- **The problem**:
Please print the full listing exactly.

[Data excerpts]
◆ ◆ ◆ ◆
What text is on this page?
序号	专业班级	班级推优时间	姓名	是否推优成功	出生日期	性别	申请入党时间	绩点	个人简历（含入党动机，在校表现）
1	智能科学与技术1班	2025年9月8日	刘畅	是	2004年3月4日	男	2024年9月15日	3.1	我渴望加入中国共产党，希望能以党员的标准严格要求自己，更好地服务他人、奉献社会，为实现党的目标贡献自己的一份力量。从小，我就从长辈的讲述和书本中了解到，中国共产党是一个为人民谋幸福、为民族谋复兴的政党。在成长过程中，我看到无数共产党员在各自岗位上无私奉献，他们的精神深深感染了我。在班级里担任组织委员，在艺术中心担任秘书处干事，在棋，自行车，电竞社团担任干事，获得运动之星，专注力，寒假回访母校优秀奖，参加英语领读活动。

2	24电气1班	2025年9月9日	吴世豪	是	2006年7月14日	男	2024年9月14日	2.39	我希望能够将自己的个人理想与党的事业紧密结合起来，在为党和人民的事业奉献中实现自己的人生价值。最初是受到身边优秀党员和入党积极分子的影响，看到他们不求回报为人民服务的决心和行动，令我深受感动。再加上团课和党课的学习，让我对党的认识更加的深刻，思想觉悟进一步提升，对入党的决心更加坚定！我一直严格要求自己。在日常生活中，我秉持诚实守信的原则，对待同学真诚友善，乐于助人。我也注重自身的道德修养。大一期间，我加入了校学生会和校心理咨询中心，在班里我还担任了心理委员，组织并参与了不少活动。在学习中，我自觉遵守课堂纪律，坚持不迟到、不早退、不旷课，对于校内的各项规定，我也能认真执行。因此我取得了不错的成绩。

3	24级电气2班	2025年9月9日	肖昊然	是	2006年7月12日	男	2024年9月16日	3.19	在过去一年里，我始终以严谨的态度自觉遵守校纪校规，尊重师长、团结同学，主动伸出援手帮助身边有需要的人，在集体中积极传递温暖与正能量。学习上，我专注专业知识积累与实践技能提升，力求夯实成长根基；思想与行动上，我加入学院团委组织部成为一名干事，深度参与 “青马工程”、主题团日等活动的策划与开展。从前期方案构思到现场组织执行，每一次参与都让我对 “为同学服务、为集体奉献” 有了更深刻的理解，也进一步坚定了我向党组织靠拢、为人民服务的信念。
◆ ◆ ◆ ◆
- **Answer to the task**:
What text is on this page?
序号	专业班级	班级推优时间	姓名	是否推优成功	出生日期	性别	申请入党时间	绩点	个人简历（含入党动机，在校表现）
1	智能科学与技术1班	2025年9月8日	刘畅	是	2004年3月4日	男	2024年9月15日	3.1	我渴望加入中国共产党，希望能以党员的标准严格要求自己，更好地服务他人、奉献社会，为实现党的目标贡献自己的一份力量。从小，我就从长辈的讲述和书本中了解到，中国共产党是一个为人民谋幸福、为民族谋复兴的政党。在成长过程中，我看到无数共产党员在各自岗位上无私奉献，他们的精神深深感染了我。在班级里担任组织委员，在艺术中心担任秘书处干事，在棋，自行车，电竞社团担任干事，获得运动之星，专注力，寒假回访母校优秀奖，参加英语领读活动。

2	24电气1班	2025年9月9日	吴世豪	是	2006年7月14日	男	2024年9月14日	2.39	我希望能够将自己的个人理想与党的事业紧密结合起来，在为党和人民的事业奉献中实现自己的人生价值。最初是受到身边优秀党员和入党积极分子的影响，看到他们不求回报为人民服务的决心和行动，令我深受感动。再加上团课和党课的学习，让我对党的认识更加的深刻，思想觉悟进一步提升，对入党的决心更加坚定！我一直严格要求自己。在日常生活中，我秉持诚实守信的原则，对待同学真诚友善，乐于助人。我也注重自身的道德修养。大一期间，我加入了校学生会和校心理咨询中心，在班里我还担任了心理委员，组织并参与了不少活动。在学习中，我自觉遵守课堂纪律，坚持不迟到、不早退、不旷课，对于校内的各项规定，我也能认真执行。因此我取得了不错的成绩。

3	24级电气2班	2025年9月9日	肖昊然	是	2006年7月12日	男	2024年9月16日	3.19	在过去一年里，我始终以严谨的态度自觉遵守校纪校规，尊重师长、团结同学，主动伸出援手帮助身边有需要的人，在集体中积极传递温暖与正能量。学习上，我专注专业知识积累与实践技能提升，力求夯实成长根基；思想与行动上，我加入学院团委组织部成为一名干事，深度参与 “青马工程”、主题团日等活动的策划与开展。从前期方案构思到现场组织执行，每一次参与都让我对 “为同学服务、为集体奉献” 有了更深刻的理解，也进一步坚定了我向党组织靠拢、为人民服务的信念。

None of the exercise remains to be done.